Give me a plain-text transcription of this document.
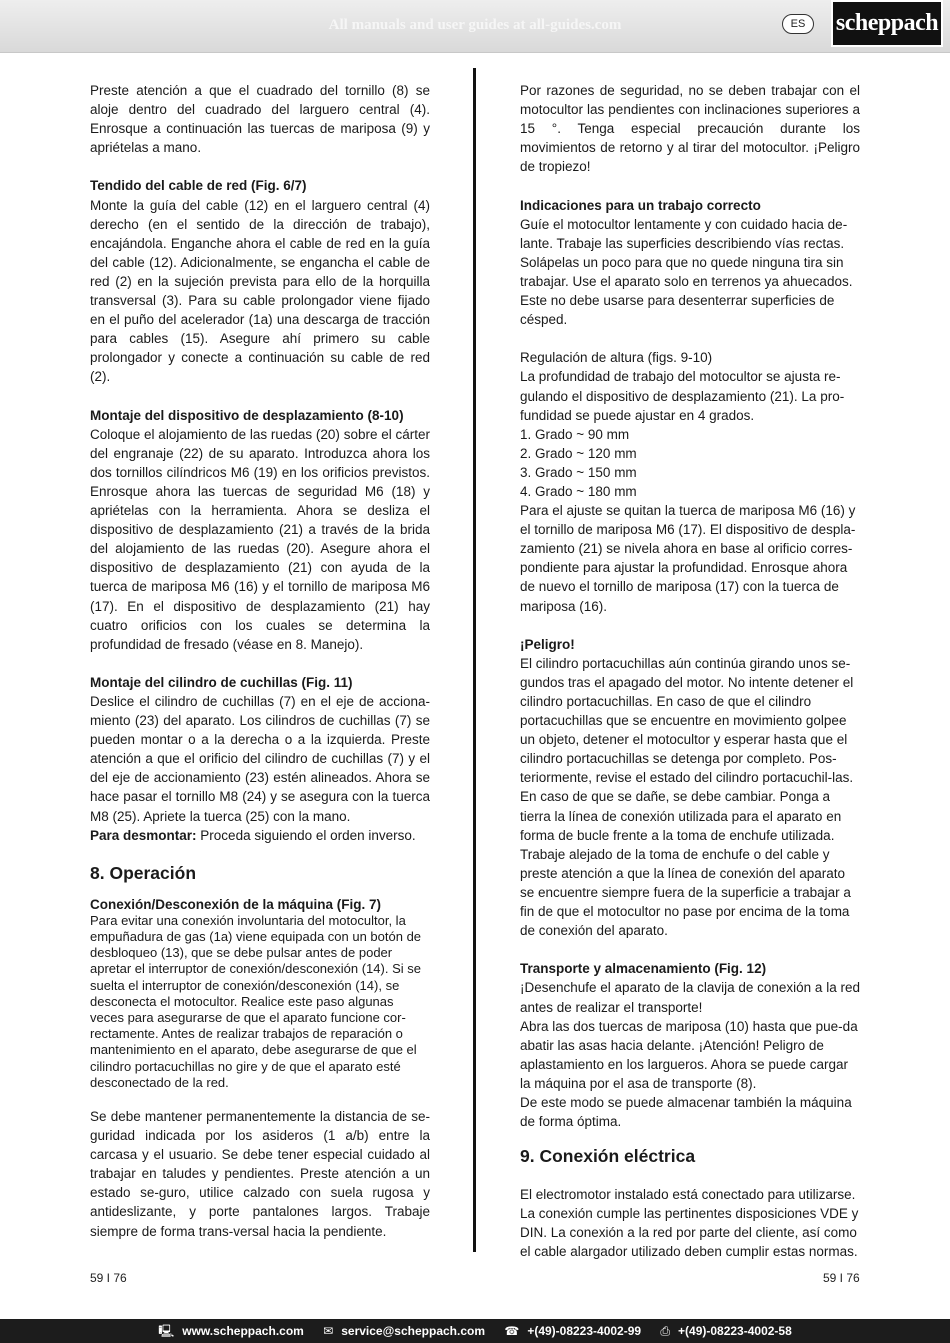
All manuals and user guides at all-guides.com	ES	scheppach

Preste atención a que el cuadrado del tornillo (8) se aloje dentro del cuadrado del larguero central (4). Enrosque a continuación las tuercas de mariposa (9) y apriételas a mano.

Tendido del cable de red (Fig. 6/7)

Monte la guía del cable (12) en el larguero central (4) derecho (en el sentido de la dirección de trabajo), encajándola. Enganche ahora el cable de red en la guía del cable (12). Adicionalmente, se engancha el cable de red (2) en la sujeción prevista para ello de la horquilla transversal (3). Para su cable prolongador viene fijado en el puño del acelerador (1a) una descarga de tracción para cables (15). Asegure ahí primero su cable prolongador y conecte a continuación su cable de red (2).

Montaje del dispositivo de desplazamiento (8-10)

Coloque el alojamiento de las ruedas (20) sobre el cárter del engranaje (22) de su aparato. Introduzca ahora los dos tornillos cilíndricos M6 (19) en los orificios previstos. Enrosque ahora las tuercas de seguridad M6 (18) y apriételas con la herramienta. Ahora se desliza el dispositivo de desplazamiento (21) a través de la brida del alojamiento de las ruedas (20). Asegure ahora el dispositivo de desplazamiento (21) con ayuda de la tuerca de mariposa M6 (16) y el tornillo de mariposa M6 (17). En el dispositivo de desplazamiento (21) hay cuatro orificios con los cuales se determina la profundidad de fresado (véase en 8. Manejo).

Montaje del cilindro de cuchillas (Fig. 11)

Deslice el cilindro de cuchillas (7) en el eje de acciona-miento (23) del aparato. Los cilindros de cuchillas (7) se pueden montar o a la derecha o a la izquierda. Preste atención a que el orificio del cilindro de cuchillas (7) y el del eje de accionamiento (23) estén alineados. Ahora se hace pasar el tornillo M8 (24) y se asegura con la tuerca M8 (25). Apriete la tuerca (25) con la mano.

Para desmontar: Proceda siguiendo el orden inverso.

8. Operación

Conexión/Desconexión de la máquina (Fig. 7)

Para evitar una conexión involuntaria del motocultor, la empuñadura de gas (1a) viene equipada con un botón de desbloqueo (13), que se debe pulsar antes de poder apretar el interruptor de conexión/desconexión (14). Si se suelta el interruptor de conexión/desconexión (14), se desconecta el motocultor. Realice este paso algunas veces para asegurarse de que el aparato funcione cor-rectamente. Antes de realizar trabajos de reparación o mantenimiento en el aparato, debe asegurarse de que el cilindro portacuchillas no gire y de que el aparato esté desconectado de la red.

Se debe mantener permanentemente la distancia de se-guridad indicada por los asideros (1 a/b) entre la carcasa y el usuario. Se debe tener especial cuidado al trabajar en taludes y pendientes. Preste atención a un estado se-guro, utilice calzado con suela rugosa y antideslizante, y porte pantalones largos. Trabaje siempre de forma trans-versal hacia la pendiente.

Por razones de seguridad, no se deben trabajar con el motocultor las pendientes con inclinaciones superiores a 15 °. Tenga especial precaución durante los movimientos de retorno y al tirar del motocultor. ¡Peligro de tropiezo!

Indicaciones para un trabajo correcto

Guíe el motocultor lentamente y con cuidado hacia de-lante. Trabaje las superficies describiendo vías rectas. Solápelas un poco para que no quede ninguna tira sin trabajar. Use el aparato solo en terrenos ya ahuecados. Este no debe usarse para desenterrar superficies de césped.

Regulación de altura (figs. 9-10)

La profundidad de trabajo del motocultor se ajusta re-gulando el dispositivo de desplazamiento (21). La pro-fundidad se puede ajustar en 4 grados.

1. Grado ~ 90 mm

2. Grado ~ 120 mm

3. Grado ~ 150 mm

4. Grado ~ 180 mm

Para el ajuste se quitan la tuerca de mariposa M6 (16) y el tornillo de mariposa M6 (17). El dispositivo de despla-zamiento (21) se nivela ahora en base al orificio corres-pondiente para ajustar la profundidad. Enrosque ahora de nuevo el tornillo de mariposa (17) con la tuerca de mariposa (16).

¡Peligro!

El cilindro portacuchillas aún continúa girando unos se-gundos tras el apagado del motor. No intente detener el cilindro portacuchillas. En caso de que el cilindro portacuchillas que se encuentre en movimiento golpee un objeto, detener el motocultor y esperar hasta que el cilindro portacuchillas se detenga por completo. Pos-teriormente, revise el estado del cilindro portacuchil-las. En caso de que se dañe, se debe cambiar. Ponga a tierra la línea de conexión utilizada para el aparato en forma de bucle frente a la toma de enchufe utilizada. Trabaje alejado de la toma de enchufe o del cable y preste atención a que la línea de conexión del aparato se encuentre siempre fuera de la superficie a trabajar a fin de que el motocultor no pase por encima de la toma de conexión del aparato.

Transporte y almacenamiento (Fig. 12)

¡Desenchufe el aparato de la clavija de conexión a la red antes de realizar el transporte!

Abra las dos tuercas de mariposa (10) hasta que pue-da abatir las asas hacia delante. ¡Atención! Peligro de aplastamiento en los largueros. Ahora se puede cargar la máquina por el asa de transporte (8).

De este modo se puede almacenar también la máquina de forma óptima.

9. Conexión eléctrica

El electromotor instalado está conectado para utilizarse. La conexión cumple las pertinentes disposiciones VDE y DIN. La conexión a la red por parte del cliente, así como el cable alargador utilizado deben cumplir estas normas.

59 I 76	59 I 76
🖳 www.scheppach.com ✉ service@scheppach.com ☎ +(49)-08223-4002-99 ⎙ +(49)-08223-4002-58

EXERCISE DIRECTIONS: Scan the records above for the string "Montaje", then select every line that holds it.

FULL RESPONSE:
Montaje del dispositivo de desplazamiento (8-10)
Montaje del cilindro de cuchillas (Fig. 11)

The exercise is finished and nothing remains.